## Estratto della pagina
┌────────
Appunti
di lettura su una poesia del Pascoli
con coda & tenzone
di Francesco Parasole
Paese notturno
Capanne
e stolli ed alberi alla luna
sono, od un tempio dell’antico Anubi,
fosca rovina? Stampano una bruna
orma le nubi
su la campagna, e più profonda e piena
la notte preme le macerie strane,
chiuse allo sguardo, dove alla catena
uggiola un cane.
Ecco la falce d’oro all’orizzonte:
due nere guglie a man a man dipinge,
indi non so che candido. Una fronte
bianca di sfinge?
sono, od un tempio dell’antico Anubi,
fosca rovina? Stampano una bruna
orma le nubi
su la campagna, e più profonda e piena
la notte preme le macerie strane,
chiuse allo sguardo, dove alla catena
uggiola un cane.
Ecco la falce d’oro all’orizzonte:
due nere guglie a man a man dipinge,
indi non so che candido. Una fronte
bianca di sfinge?
Giovanni
Pascoli - Myricae
(1891)
STROFA SAFFICA MINORE : 3
endecasillabi (saffici) + quinario (adonio).
Ora, chiamare così uno schema
metrico può sembrarci risibile e riprovevole. Niente di tutto questo
nell'ottocento, ai tempi in cui ad opera primariamente del Carducci
(ma anche del Pascoli, a suo modo) si ripescarono i metri della
classicità greco-latina e si riproposero in italiano, chiamandoli
stranamente “barbari” (metrica
barbara). Niente di
perverso, dunque, ma una raffinatezza nuova sì, che dell'antico
faceva ricercata meraviglia di timbro e ritmo nel moderno. La strofa
saffica (o strofe, alla greca) per tradizione letteraria suggerisce
l'impiego del canto monodico (solitario), in contrapposizione a
quello corale, della comunità che si ritrova e si “identifica”
in canti condivisi. I greci avevano infatti una Lirica monodica e una
Lirica corale e “lirica” (sottinteso poesia/canto) era
l'aggettivo che indicava il suono della lira sotteso al recitativo.
Per noi “lirico/a” è ormai solo componimento poetico e magari di
natura intimistica, se proprio vogliamo storicamente connotarlo. Si è
persa la musica.
└────────
## Obiettivo 1
Stampa il passo dell'estratto compreso tra "in canti condivisi." e "persa la musica.", estremi inclusi.
L'estratto e le righe sono materiali distinti e indipendenti tra loro.

## Materiale fornito
┌────────
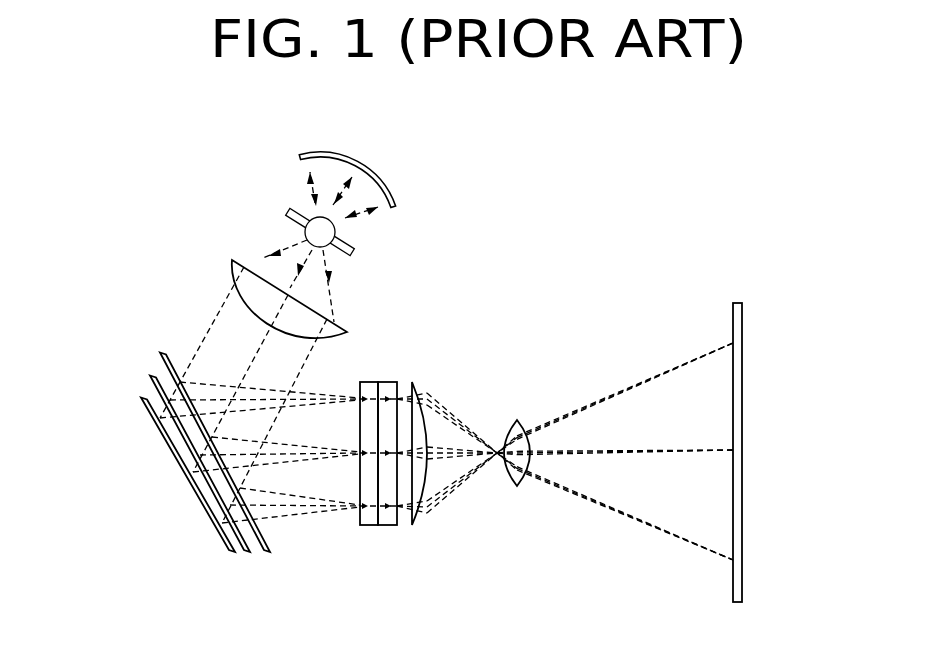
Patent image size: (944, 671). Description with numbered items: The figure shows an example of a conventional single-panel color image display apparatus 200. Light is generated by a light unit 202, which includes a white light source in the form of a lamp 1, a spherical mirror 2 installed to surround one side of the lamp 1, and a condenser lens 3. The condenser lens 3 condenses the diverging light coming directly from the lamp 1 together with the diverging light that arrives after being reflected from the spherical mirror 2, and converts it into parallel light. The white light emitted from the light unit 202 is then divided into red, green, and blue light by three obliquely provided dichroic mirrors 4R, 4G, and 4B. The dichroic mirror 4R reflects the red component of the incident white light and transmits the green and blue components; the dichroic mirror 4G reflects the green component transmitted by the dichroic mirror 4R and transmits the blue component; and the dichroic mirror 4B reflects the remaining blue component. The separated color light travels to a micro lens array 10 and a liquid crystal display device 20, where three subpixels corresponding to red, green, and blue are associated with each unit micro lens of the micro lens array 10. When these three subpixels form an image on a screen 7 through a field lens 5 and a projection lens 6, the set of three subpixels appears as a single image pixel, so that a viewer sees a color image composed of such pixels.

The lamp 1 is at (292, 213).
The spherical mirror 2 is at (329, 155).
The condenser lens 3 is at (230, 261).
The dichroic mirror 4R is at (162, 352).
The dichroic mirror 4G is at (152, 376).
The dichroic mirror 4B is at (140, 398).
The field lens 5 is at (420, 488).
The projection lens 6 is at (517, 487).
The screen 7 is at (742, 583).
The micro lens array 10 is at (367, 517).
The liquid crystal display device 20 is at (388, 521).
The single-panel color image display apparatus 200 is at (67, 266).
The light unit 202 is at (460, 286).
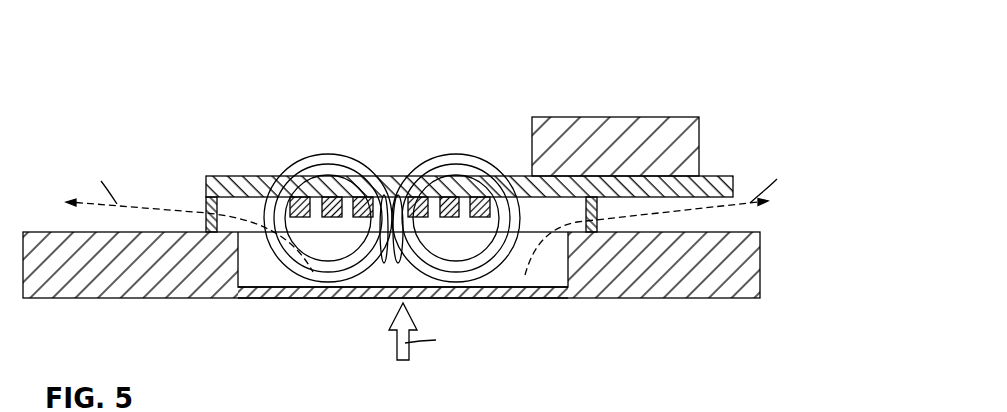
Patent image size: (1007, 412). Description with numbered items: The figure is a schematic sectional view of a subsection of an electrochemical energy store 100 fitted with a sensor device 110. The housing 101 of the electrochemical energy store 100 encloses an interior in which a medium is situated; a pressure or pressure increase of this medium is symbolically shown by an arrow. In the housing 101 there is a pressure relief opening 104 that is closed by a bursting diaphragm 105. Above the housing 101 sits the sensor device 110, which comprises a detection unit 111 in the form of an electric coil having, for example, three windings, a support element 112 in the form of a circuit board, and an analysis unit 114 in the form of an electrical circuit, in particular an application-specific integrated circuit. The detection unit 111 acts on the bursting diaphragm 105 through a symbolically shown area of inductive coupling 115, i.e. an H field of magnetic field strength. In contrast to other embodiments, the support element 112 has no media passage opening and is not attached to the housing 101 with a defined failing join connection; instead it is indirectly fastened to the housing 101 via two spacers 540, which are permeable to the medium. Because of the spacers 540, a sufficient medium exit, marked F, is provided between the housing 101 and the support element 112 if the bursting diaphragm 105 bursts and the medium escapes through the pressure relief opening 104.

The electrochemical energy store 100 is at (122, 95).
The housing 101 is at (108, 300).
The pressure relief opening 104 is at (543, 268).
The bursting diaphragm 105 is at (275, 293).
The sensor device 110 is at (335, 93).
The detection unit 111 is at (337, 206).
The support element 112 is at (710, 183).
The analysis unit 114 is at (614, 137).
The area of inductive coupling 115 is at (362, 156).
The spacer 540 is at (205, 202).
└────────
┌────────
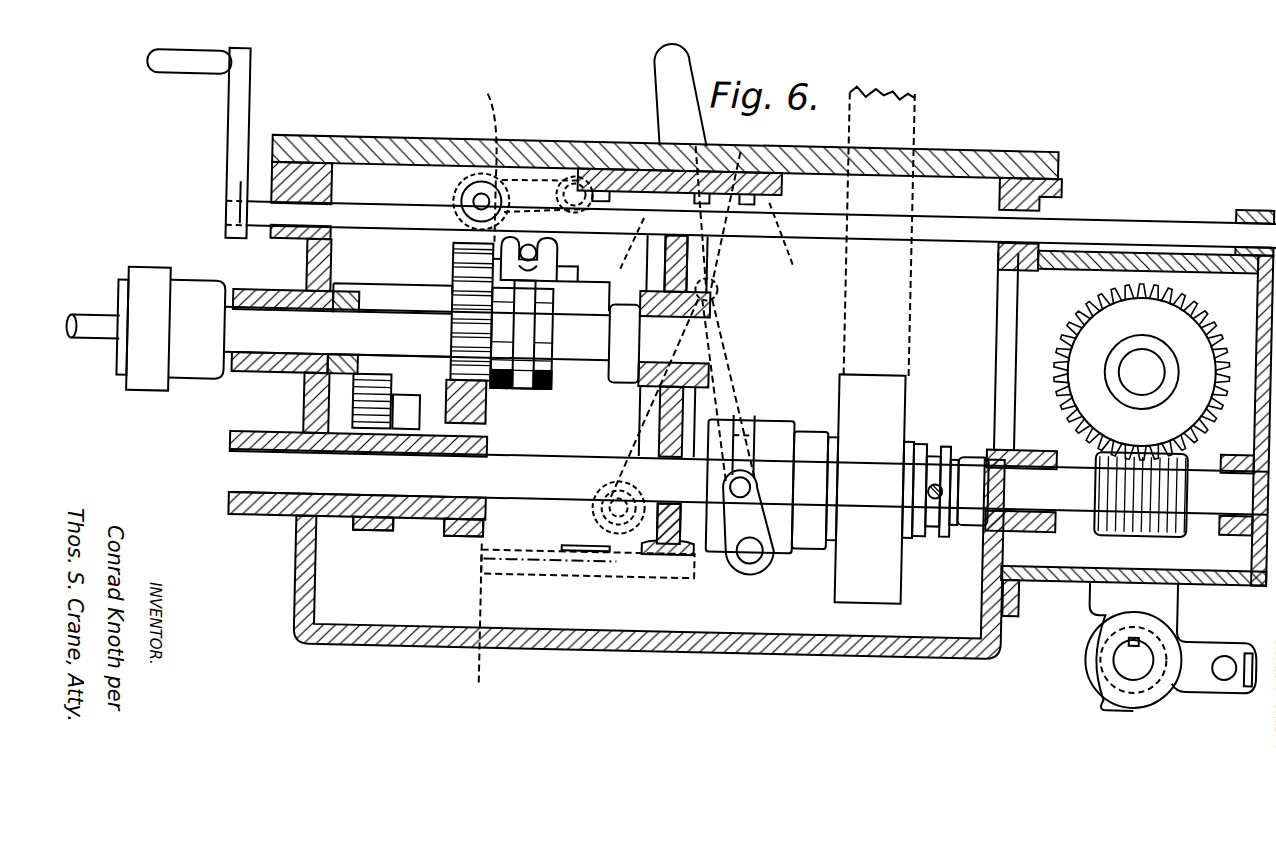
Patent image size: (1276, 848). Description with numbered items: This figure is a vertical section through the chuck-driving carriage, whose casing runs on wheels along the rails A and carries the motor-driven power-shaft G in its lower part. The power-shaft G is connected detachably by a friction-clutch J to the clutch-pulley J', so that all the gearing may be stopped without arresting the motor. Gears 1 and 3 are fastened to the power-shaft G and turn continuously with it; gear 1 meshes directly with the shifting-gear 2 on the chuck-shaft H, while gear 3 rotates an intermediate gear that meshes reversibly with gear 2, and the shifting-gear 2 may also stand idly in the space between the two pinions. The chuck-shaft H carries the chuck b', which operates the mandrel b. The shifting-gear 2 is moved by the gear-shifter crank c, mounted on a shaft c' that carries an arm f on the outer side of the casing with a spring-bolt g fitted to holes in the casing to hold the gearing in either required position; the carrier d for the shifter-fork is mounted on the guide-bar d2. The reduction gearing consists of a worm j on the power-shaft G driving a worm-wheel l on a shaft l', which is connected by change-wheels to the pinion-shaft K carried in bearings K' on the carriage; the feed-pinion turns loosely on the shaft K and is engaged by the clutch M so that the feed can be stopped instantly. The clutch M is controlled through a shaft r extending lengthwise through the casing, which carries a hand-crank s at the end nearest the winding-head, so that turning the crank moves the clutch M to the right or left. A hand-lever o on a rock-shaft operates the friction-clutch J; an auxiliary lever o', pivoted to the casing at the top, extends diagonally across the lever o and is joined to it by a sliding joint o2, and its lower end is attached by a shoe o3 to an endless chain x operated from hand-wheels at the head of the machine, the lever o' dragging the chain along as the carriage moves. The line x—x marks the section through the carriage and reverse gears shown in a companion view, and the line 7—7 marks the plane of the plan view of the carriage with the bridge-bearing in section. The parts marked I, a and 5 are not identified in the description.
└────────
┌────────
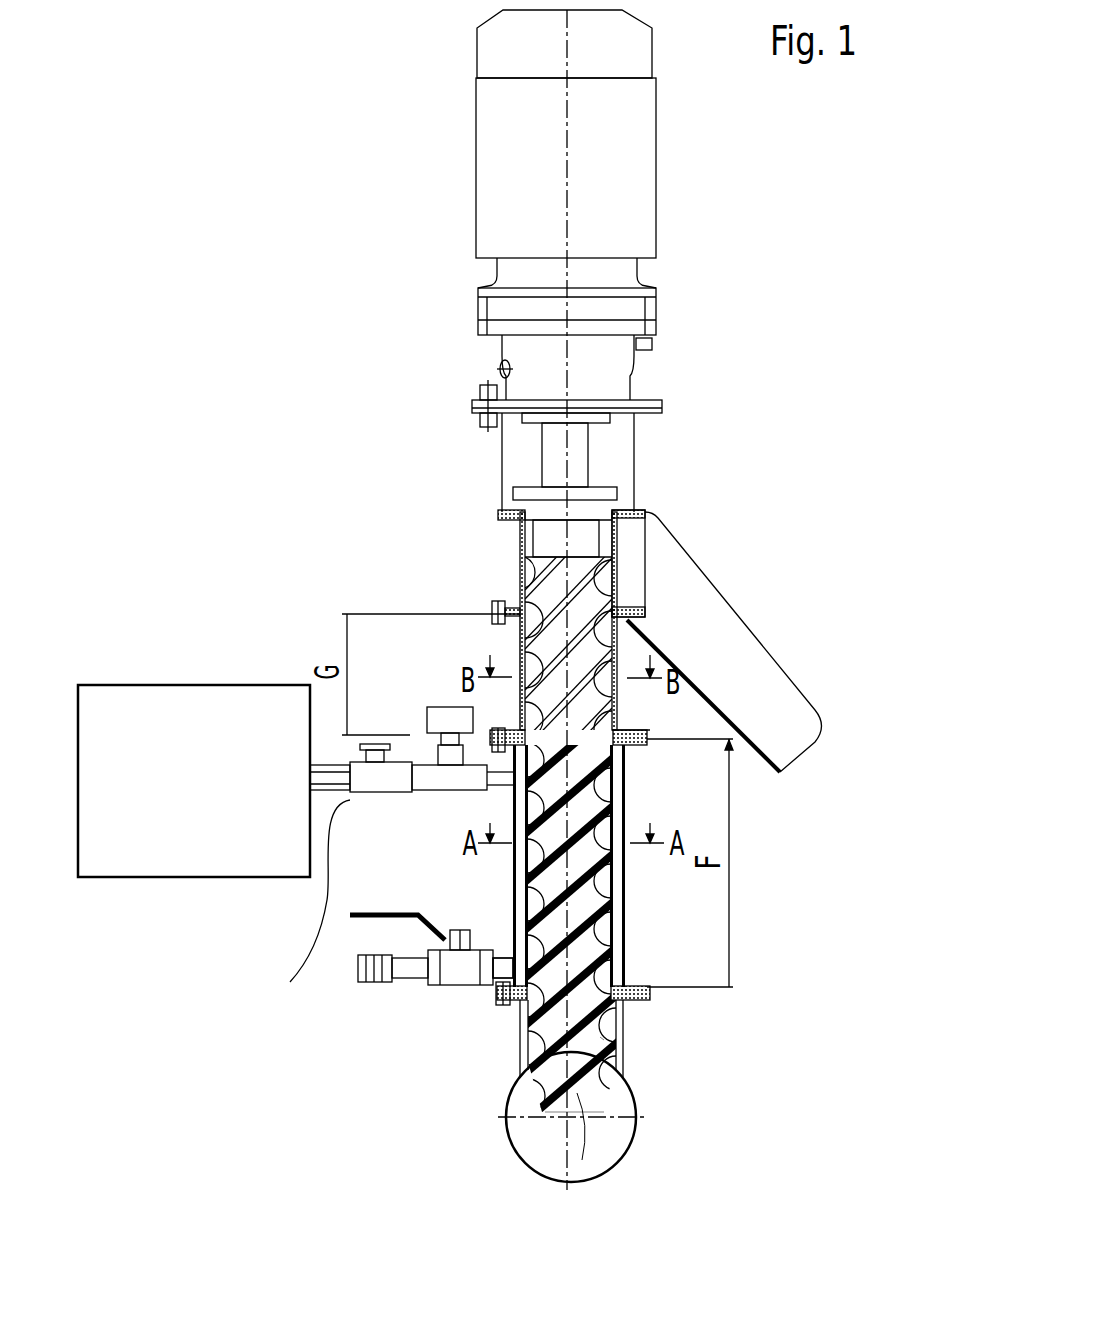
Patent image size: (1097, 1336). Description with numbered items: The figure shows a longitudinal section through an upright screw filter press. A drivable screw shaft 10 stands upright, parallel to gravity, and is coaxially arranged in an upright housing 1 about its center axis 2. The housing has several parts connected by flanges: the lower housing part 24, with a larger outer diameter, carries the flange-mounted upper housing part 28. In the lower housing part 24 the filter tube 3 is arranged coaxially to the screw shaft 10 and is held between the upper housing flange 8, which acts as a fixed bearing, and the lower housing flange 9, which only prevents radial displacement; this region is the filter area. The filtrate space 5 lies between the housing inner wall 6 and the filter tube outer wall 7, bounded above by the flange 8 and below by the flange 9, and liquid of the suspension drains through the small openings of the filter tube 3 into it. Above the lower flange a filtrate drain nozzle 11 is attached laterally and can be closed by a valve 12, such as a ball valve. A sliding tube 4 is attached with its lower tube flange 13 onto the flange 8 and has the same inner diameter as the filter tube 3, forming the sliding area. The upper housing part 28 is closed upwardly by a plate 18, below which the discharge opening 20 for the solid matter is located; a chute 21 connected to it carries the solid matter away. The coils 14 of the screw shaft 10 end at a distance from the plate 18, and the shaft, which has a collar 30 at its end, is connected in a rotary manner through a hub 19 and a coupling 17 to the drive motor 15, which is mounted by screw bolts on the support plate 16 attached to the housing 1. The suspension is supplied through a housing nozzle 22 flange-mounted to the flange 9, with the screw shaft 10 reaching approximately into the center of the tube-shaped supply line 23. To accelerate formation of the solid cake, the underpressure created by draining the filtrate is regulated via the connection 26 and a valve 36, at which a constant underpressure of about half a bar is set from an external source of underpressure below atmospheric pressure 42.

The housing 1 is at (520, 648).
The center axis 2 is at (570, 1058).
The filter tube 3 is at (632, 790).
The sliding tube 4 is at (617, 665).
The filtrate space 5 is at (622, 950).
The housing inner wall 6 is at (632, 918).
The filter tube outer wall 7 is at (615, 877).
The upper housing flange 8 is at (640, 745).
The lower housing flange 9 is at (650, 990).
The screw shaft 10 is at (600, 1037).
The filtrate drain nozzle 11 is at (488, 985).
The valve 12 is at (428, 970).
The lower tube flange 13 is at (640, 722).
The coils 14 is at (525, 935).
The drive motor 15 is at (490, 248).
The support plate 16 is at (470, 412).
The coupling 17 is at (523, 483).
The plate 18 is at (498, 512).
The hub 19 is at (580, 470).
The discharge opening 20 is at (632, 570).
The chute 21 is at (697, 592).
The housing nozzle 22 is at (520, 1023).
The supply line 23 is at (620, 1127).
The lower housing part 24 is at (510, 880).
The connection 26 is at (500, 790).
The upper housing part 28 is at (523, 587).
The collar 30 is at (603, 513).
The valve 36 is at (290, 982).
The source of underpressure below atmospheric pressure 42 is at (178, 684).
└────────
## Obiettivo 2
Restituisci, senza alcuna modifica, le righe del primo blocco che vanno dalla riga contenente "Patent image size: (944, 671)." alla riga contenente "The condenser lens 3 is at (230, 261).", entrambe incluse.

## Soluzione 1
in canti condivisi. I greci avevano infatti una Lirica monodica e una
Lirica corale e “lirica” (sottinteso poesia/canto) era
l'aggettivo che indicava il suono della lira sotteso al recitativo.
Per noi “lirico/a” è ormai solo componimento poetico e magari di
natura intimistica, se proprio vogliamo storicamente connotarlo. Si è
persa la musica.

## Soluzione 2
Patent image size: (944, 671). Description with numbered items: The figure shows an example of a conventional single-panel color image display apparatus 200. Light is generated by a light unit 202, which includes a white light source in the form of a lamp 1, a spherical mirror 2 installed to surround one side of the lamp 1, and a condenser lens 3. The condenser lens 3 condenses the diverging light coming directly from the lamp 1 together with the diverging light that arrives after being reflected from the spherical mirror 2, and converts it into parallel light. The white light emitted from the light unit 202 is then divided into red, green, and blue light by three obliquely provided dichroic mirrors 4R, 4G, and 4B. The dichroic mirror 4R reflects the red component of the incident white light and transmits the green and blue components; the dichroic mirror 4G reflects the green component transmitted by the dichroic mirror 4R and transmits the blue component; and the dichroic mirror 4B reflects the remaining blue component. The separated color light travels to a micro lens array 10 and a liquid crystal display device 20, where three subpixels corresponding to red, green, and blue are associated with each unit micro lens of the micro lens array 10. When these three subpixels form an image on a screen 7 through a field lens 5 and a projection lens 6, the set of three subpixels appears as a single image pixel, so that a viewer sees a color image composed of such pixels.

The lamp 1 is at (292, 213).
The spherical mirror 2 is at (329, 155).
The condenser lens 3 is at (230, 261).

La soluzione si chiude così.